### Problem details
Give a verbatim copy of the lines below, minus the pictures.

————

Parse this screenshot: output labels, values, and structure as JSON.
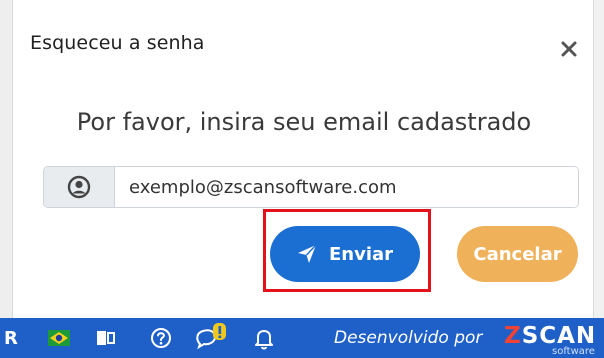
{
  "modal": {
    "title": "Esqueceu a senha",
    "prompt": "Por favor, insira seu email cadastrado",
    "email_value": "exemplo@zscansoftware.com",
    "send_label": "Enviar",
    "cancel_label": "Cancelar",
    "close_icon": "close-icon"
  },
  "taskbar": {
    "left_letter": "R",
    "developer_text": "Desenvolvido por",
    "logo_main": "SCAN",
    "logo_first": "Z",
    "logo_sub": "software"
  },
  "colors": {
    "primary": "#1c6fd2",
    "cancel": "#f0b15b",
    "highlight": "#e4101b",
    "taskbar": "#1f60c8"
  }
}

————

### Result for this exercise
Parse this screenshot: output labels, values, and structure as JSON.
{
  "modal": {
    "title": "Esqueceu a senha",
    "prompt": "Por favor, insira seu email cadastrado",
    "email_value": "exemplo@zscansoftware.com",
    "send_label": "Enviar",
    "cancel_label": "Cancelar",
    "close_icon": "close-icon"
  },
  "taskbar": {
    "left_letter": "R",
    "developer_text": "Desenvolvido por",
    "logo_main": "SCAN",
    "logo_first": "Z",
    "logo_sub": "software"
  },
  "colors": {
    "primary": "#1c6fd2",
    "cancel": "#f0b15b",
    "highlight": "#e4101b",
    "taskbar": "#1f60c8"
  }
}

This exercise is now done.